What this task involves —
You are to retype all of the data exactly as it appears.

Extracted records —
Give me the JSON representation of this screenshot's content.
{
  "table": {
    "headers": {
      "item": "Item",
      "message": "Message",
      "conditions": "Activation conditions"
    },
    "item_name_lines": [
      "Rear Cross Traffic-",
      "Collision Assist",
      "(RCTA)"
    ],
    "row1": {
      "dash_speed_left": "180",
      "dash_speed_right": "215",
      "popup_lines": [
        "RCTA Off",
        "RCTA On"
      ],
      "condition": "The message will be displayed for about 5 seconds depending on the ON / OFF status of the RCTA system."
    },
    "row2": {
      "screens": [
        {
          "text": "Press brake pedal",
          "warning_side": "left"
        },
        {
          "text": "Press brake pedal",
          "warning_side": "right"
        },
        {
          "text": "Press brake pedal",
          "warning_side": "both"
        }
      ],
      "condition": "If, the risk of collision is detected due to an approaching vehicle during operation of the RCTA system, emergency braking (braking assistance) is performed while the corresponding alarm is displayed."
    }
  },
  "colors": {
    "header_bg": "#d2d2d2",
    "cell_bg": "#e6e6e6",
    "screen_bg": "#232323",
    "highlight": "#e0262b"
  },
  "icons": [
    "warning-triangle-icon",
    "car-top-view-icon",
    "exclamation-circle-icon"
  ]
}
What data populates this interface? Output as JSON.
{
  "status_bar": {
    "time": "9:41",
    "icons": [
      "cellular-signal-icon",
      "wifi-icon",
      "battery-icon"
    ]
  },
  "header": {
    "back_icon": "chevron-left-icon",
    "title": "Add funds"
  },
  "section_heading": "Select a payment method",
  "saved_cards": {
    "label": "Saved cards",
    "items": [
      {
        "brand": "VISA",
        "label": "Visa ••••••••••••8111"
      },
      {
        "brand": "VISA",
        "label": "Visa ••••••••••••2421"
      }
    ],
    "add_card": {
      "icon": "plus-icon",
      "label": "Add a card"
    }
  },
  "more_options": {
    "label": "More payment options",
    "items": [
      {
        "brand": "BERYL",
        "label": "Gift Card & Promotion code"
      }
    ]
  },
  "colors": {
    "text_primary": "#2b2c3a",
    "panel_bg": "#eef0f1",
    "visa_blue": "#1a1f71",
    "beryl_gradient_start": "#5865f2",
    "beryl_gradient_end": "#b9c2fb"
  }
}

Answer for this exercise —
Give me the JSON representation of this screenshot's content.
{
  "table": {
    "headers": {
      "item": "Item",
      "message": "Message",
      "conditions": "Activation conditions"
    },
    "item_name_lines": [
      "Rear Cross Traffic-",
      "Collision Assist",
      "(RCTA)"
    ],
    "row1": {
      "dash_speed_left": "180",
      "dash_speed_right": "215",
      "popup_lines": [
        "RCTA Off",
        "RCTA On"
      ],
      "condition": "The message will be displayed for about 5 seconds depending on the ON / OFF status of the RCTA system."
    },
    "row2": {
      "screens": [
        {
          "text": "Press brake pedal",
          "warning_side": "left"
        },
        {
          "text": "Press brake pedal",
          "warning_side": "right"
        },
        {
          "text": "Press brake pedal",
          "warning_side": "both"
        }
      ],
      "condition": "If, the risk of collision is detected due to an approaching vehicle during operation of the RCTA system, emergency braking (braking assistance) is performed while the corresponding alarm is displayed."
    }
  },
  "colors": {
    "header_bg": "#d2d2d2",
    "cell_bg": "#e6e6e6",
    "screen_bg": "#232323",
    "highlight": "#e0262b"
  },
  "icons": [
    "warning-triangle-icon",
    "car-top-view-icon",
    "exclamation-circle-icon"
  ]
}
What data populates this interface? Output as JSON.
{
  "status_bar": {
    "time": "9:41",
    "icons": [
      "cellular-signal-icon",
      "wifi-icon",
      "battery-icon"
    ]
  },
  "header": {
    "back_icon": "chevron-left-icon",
    "title": "Add funds"
  },
  "section_heading": "Select a payment method",
  "saved_cards": {
    "label": "Saved cards",
    "items": [
      {
        "brand": "VISA",
        "label": "Visa ••••••••••••8111"
      },
      {
        "brand": "VISA",
        "label": "Visa ••••••••••••2421"
      }
    ],
    "add_card": {
      "icon": "plus-icon",
      "label": "Add a card"
    }
  },
  "more_options": {
    "label": "More payment options",
    "items": [
      {
        "brand": "BERYL",
        "label": "Gift Card & Promotion code"
      }
    ]
  },
  "colors": {
    "text_primary": "#2b2c3a",
    "panel_bg": "#eef0f1",
    "visa_blue": "#1a1f71",
    "beryl_gradient_start": "#5865f2",
    "beryl_gradient_end": "#b9c2fb"
  }
}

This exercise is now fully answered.